Exercise requirements ::
Your task is to repeat all of the data exactly while excluding the pictures.

* start Raw data *

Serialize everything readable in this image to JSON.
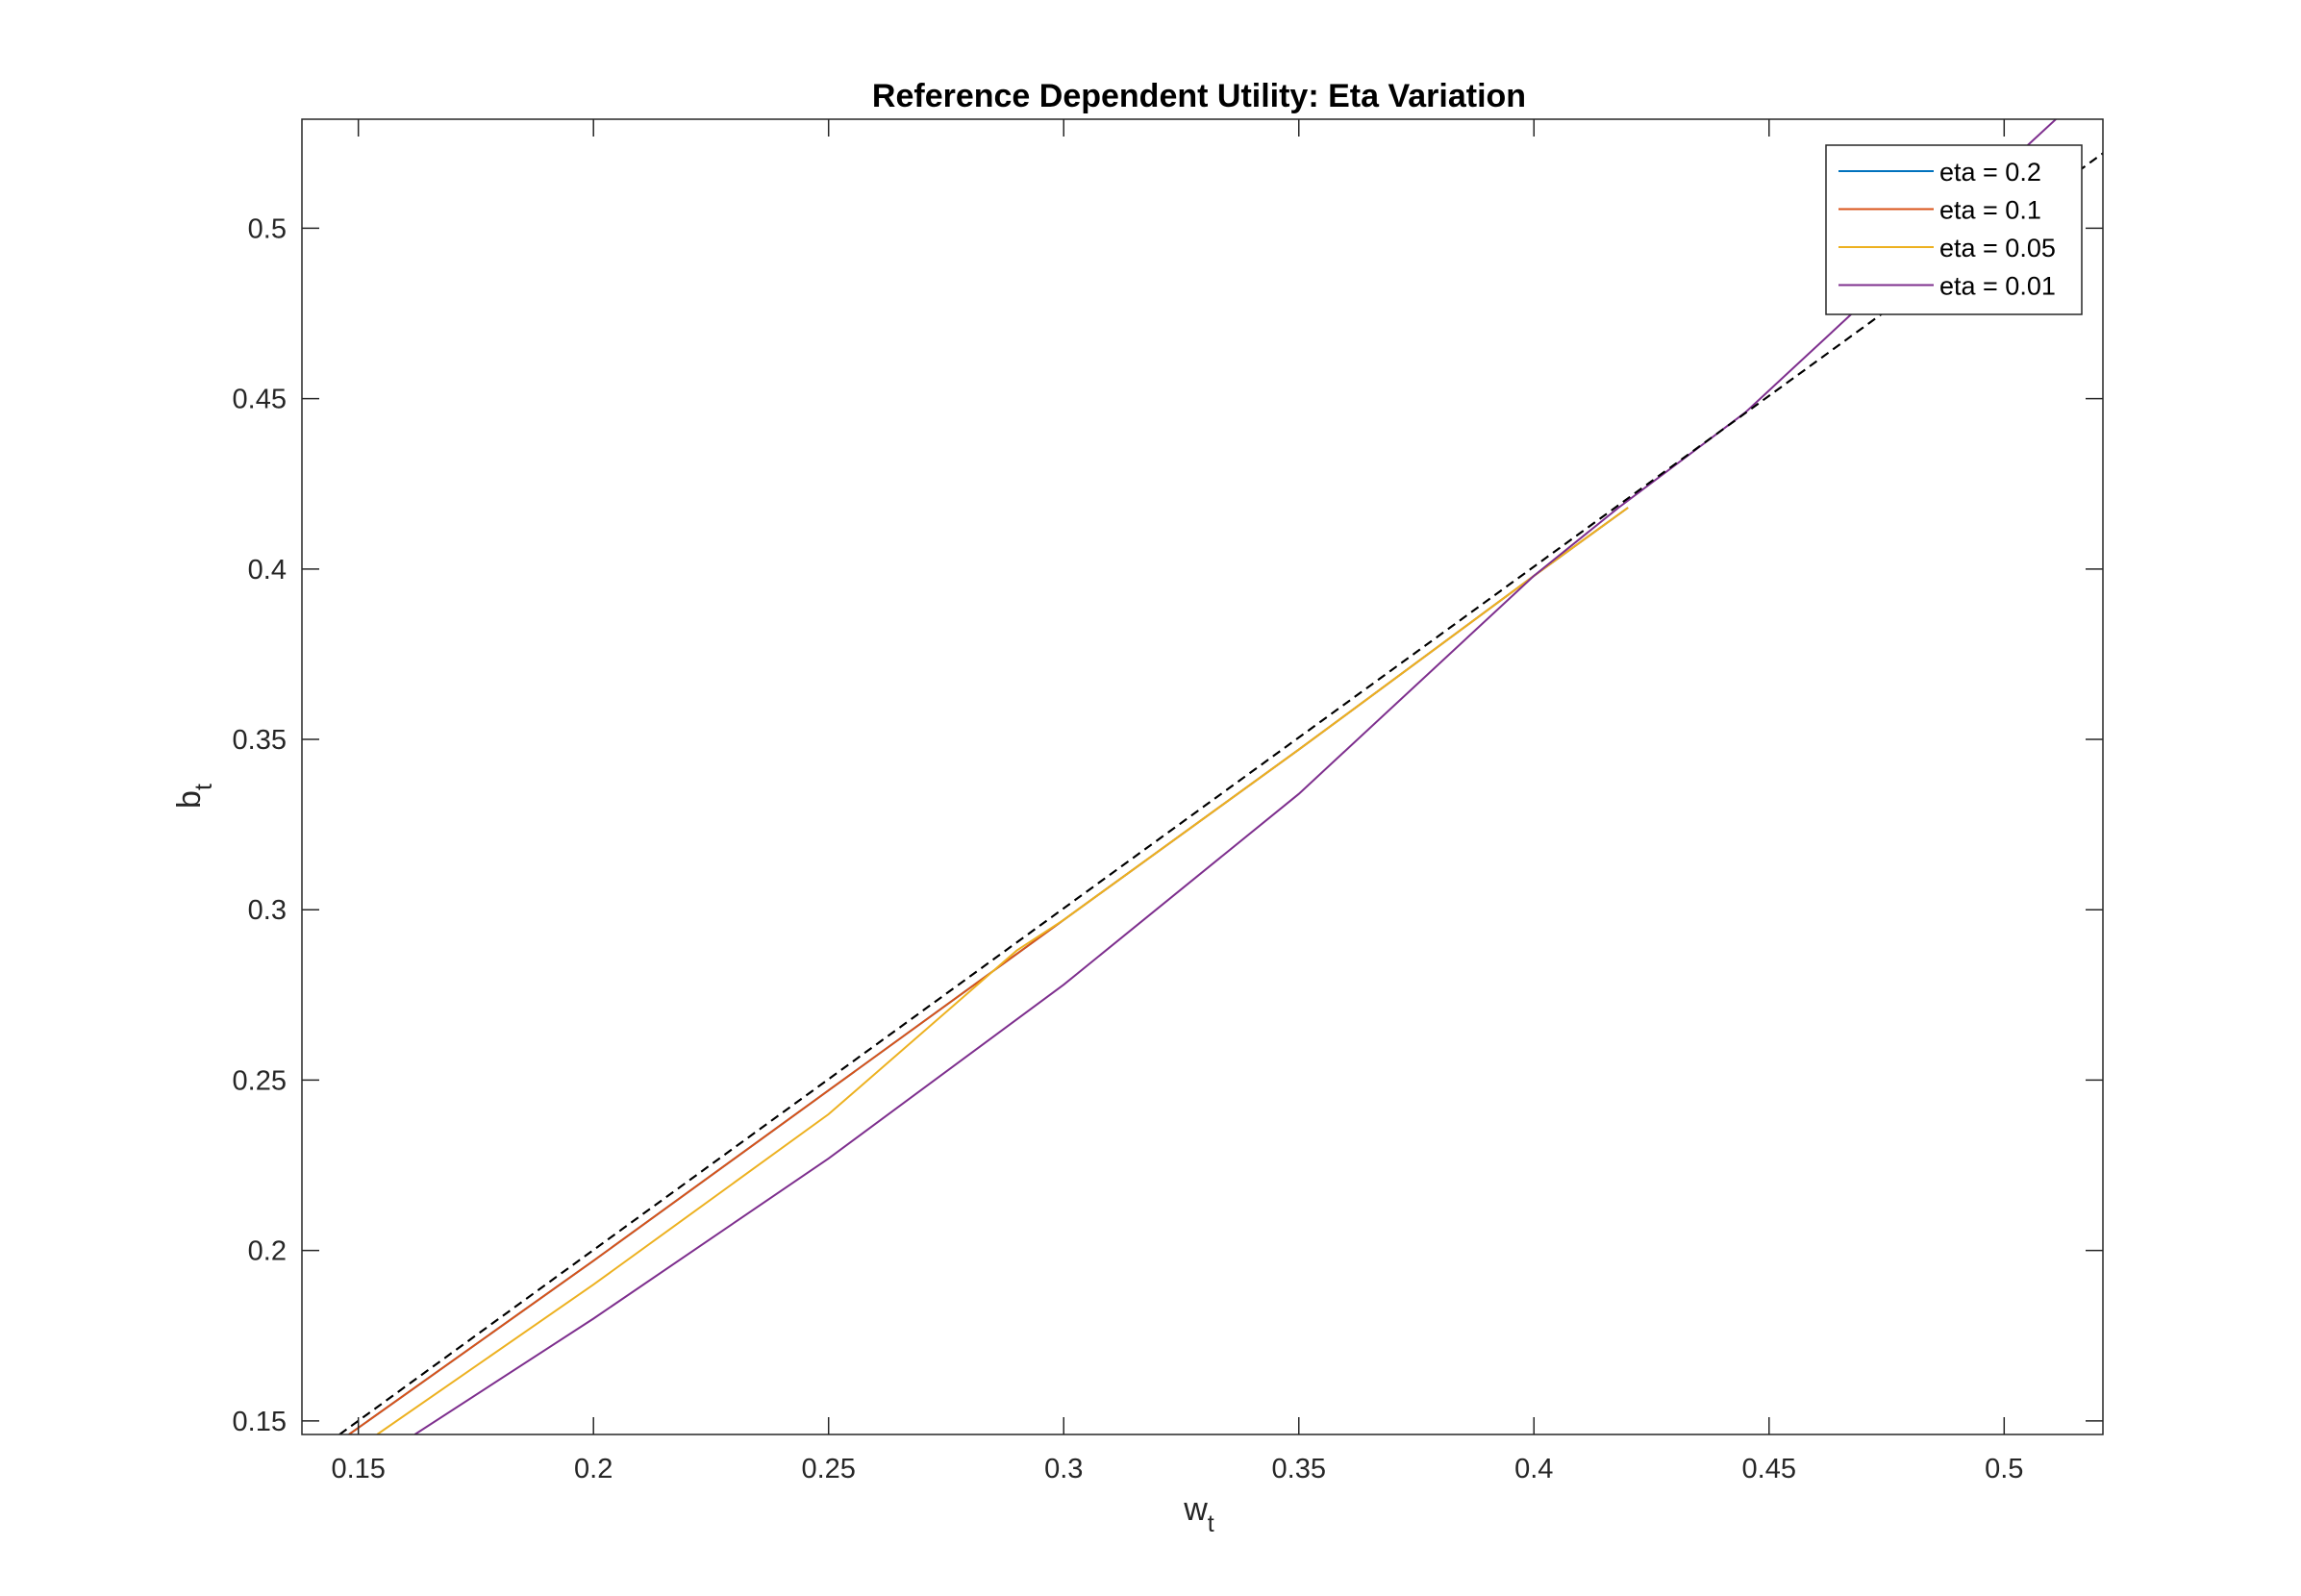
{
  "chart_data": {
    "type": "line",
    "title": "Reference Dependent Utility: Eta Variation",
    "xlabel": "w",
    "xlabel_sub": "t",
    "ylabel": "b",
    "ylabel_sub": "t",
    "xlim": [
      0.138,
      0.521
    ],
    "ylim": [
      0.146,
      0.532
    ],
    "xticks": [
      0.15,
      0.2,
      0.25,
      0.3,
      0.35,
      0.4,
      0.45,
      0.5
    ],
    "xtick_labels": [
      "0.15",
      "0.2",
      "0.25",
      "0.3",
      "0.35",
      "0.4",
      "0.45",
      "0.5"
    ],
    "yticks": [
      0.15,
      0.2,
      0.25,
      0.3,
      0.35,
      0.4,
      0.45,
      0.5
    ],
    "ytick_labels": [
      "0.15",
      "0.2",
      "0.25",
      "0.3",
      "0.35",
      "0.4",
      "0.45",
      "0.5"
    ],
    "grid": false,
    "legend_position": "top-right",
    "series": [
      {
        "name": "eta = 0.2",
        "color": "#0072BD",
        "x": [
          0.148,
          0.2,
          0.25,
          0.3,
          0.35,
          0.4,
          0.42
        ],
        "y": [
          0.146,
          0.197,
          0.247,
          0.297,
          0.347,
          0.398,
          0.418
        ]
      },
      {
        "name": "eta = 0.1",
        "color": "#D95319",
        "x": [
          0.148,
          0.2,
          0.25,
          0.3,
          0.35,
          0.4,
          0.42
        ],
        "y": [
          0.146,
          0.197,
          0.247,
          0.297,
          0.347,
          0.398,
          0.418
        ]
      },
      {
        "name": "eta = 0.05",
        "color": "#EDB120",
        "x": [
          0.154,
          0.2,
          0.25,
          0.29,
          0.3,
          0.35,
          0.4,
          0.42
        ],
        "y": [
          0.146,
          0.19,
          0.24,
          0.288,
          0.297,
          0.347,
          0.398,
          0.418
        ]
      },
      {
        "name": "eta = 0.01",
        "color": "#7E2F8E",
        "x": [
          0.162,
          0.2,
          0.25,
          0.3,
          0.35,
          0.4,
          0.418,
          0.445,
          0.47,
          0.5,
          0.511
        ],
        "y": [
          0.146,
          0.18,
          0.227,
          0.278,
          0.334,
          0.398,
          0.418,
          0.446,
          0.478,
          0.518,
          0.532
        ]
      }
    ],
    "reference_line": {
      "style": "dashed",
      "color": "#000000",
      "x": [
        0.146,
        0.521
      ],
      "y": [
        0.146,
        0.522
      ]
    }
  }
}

* end Raw data *

Problem solution ::
Serialize everything readable in this image to JSON.
{
  "chart_data": {
    "type": "line",
    "title": "Reference Dependent Utility: Eta Variation",
    "xlabel": "w",
    "xlabel_sub": "t",
    "ylabel": "b",
    "ylabel_sub": "t",
    "xlim": [
      0.138,
      0.521
    ],
    "ylim": [
      0.146,
      0.532
    ],
    "xticks": [
      0.15,
      0.2,
      0.25,
      0.3,
      0.35,
      0.4,
      0.45,
      0.5
    ],
    "xtick_labels": [
      "0.15",
      "0.2",
      "0.25",
      "0.3",
      "0.35",
      "0.4",
      "0.45",
      "0.5"
    ],
    "yticks": [
      0.15,
      0.2,
      0.25,
      0.3,
      0.35,
      0.4,
      0.45,
      0.5
    ],
    "ytick_labels": [
      "0.15",
      "0.2",
      "0.25",
      "0.3",
      "0.35",
      "0.4",
      "0.45",
      "0.5"
    ],
    "grid": false,
    "legend_position": "top-right",
    "series": [
      {
        "name": "eta = 0.2",
        "color": "#0072BD",
        "x": [
          0.148,
          0.2,
          0.25,
          0.3,
          0.35,
          0.4,
          0.42
        ],
        "y": [
          0.146,
          0.197,
          0.247,
          0.297,
          0.347,
          0.398,
          0.418
        ]
      },
      {
        "name": "eta = 0.1",
        "color": "#D95319",
        "x": [
          0.148,
          0.2,
          0.25,
          0.3,
          0.35,
          0.4,
          0.42
        ],
        "y": [
          0.146,
          0.197,
          0.247,
          0.297,
          0.347,
          0.398,
          0.418
        ]
      },
      {
        "name": "eta = 0.05",
        "color": "#EDB120",
        "x": [
          0.154,
          0.2,
          0.25,
          0.29,
          0.3,
          0.35,
          0.4,
          0.42
        ],
        "y": [
          0.146,
          0.19,
          0.24,
          0.288,
          0.297,
          0.347,
          0.398,
          0.418
        ]
      },
      {
        "name": "eta = 0.01",
        "color": "#7E2F8E",
        "x": [
          0.162,
          0.2,
          0.25,
          0.3,
          0.35,
          0.4,
          0.418,
          0.445,
          0.47,
          0.5,
          0.511
        ],
        "y": [
          0.146,
          0.18,
          0.227,
          0.278,
          0.334,
          0.398,
          0.418,
          0.446,
          0.478,
          0.518,
          0.532
        ]
      }
    ],
    "reference_line": {
      "style": "dashed",
      "color": "#000000",
      "x": [
        0.146,
        0.521
      ],
      "y": [
        0.146,
        0.522
      ]
    }
  }
}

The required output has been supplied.